(Requirement): Copy out the data below verbatim.

== Supplied records

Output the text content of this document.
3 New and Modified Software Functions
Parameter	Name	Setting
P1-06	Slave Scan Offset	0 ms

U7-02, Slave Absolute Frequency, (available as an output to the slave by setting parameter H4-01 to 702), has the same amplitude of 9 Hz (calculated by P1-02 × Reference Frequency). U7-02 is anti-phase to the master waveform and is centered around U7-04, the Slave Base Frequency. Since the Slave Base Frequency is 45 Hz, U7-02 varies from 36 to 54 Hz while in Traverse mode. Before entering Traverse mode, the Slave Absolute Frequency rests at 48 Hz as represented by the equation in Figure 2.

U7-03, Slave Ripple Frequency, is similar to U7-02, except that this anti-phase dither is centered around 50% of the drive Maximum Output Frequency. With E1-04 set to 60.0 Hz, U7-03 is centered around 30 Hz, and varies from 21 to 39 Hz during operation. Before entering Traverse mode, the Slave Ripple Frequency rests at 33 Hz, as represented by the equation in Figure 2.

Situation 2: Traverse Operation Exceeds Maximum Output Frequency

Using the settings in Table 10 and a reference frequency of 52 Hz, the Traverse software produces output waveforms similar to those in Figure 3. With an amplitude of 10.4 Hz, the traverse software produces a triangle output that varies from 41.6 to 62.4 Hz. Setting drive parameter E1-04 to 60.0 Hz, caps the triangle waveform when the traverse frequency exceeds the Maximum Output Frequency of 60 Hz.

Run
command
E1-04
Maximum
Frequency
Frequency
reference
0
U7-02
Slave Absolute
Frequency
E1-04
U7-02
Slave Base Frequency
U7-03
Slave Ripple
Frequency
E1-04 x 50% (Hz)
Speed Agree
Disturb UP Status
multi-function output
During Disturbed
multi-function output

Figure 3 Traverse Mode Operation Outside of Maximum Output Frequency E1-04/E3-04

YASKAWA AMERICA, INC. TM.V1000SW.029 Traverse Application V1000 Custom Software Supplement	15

====

(Response):
Output the text content of this document.
3 New and Modified Software Functions
Parameter	Name	Setting
P1-06	Slave Scan Offset	0 ms

U7-02, Slave Absolute Frequency, (available as an output to the slave by setting parameter H4-01 to 702), has the same amplitude of 9 Hz (calculated by P1-02 × Reference Frequency). U7-02 is anti-phase to the master waveform and is centered around U7-04, the Slave Base Frequency. Since the Slave Base Frequency is 45 Hz, U7-02 varies from 36 to 54 Hz while in Traverse mode. Before entering Traverse mode, the Slave Absolute Frequency rests at 48 Hz as represented by the equation in Figure 2.

U7-03, Slave Ripple Frequency, is similar to U7-02, except that this anti-phase dither is centered around 50% of the drive Maximum Output Frequency. With E1-04 set to 60.0 Hz, U7-03 is centered around 30 Hz, and varies from 21 to 39 Hz during operation. Before entering Traverse mode, the Slave Ripple Frequency rests at 33 Hz, as represented by the equation in Figure 2.

Situation 2: Traverse Operation Exceeds Maximum Output Frequency

Using the settings in Table 10 and a reference frequency of 52 Hz, the Traverse software produces output waveforms similar to those in Figure 3. With an amplitude of 10.4 Hz, the traverse software produces a triangle output that varies from 41.6 to 62.4 Hz. Setting drive parameter E1-04 to 60.0 Hz, caps the triangle waveform when the traverse frequency exceeds the Maximum Output Frequency of 60 Hz.

Run
command
E1-04
Maximum
Frequency
Frequency
reference
0
U7-02
Slave Absolute
Frequency
E1-04
U7-02
Slave Base Frequency
U7-03
Slave Ripple
Frequency
E1-04 x 50% (Hz)
Speed Agree
Disturb UP Status
multi-function output
During Disturbed
multi-function output

Figure 3 Traverse Mode Operation Outside of Maximum Output Frequency E1-04/E3-04

YASKAWA AMERICA, INC. TM.V1000SW.029 Traverse Application V1000 Custom Software Supplement	15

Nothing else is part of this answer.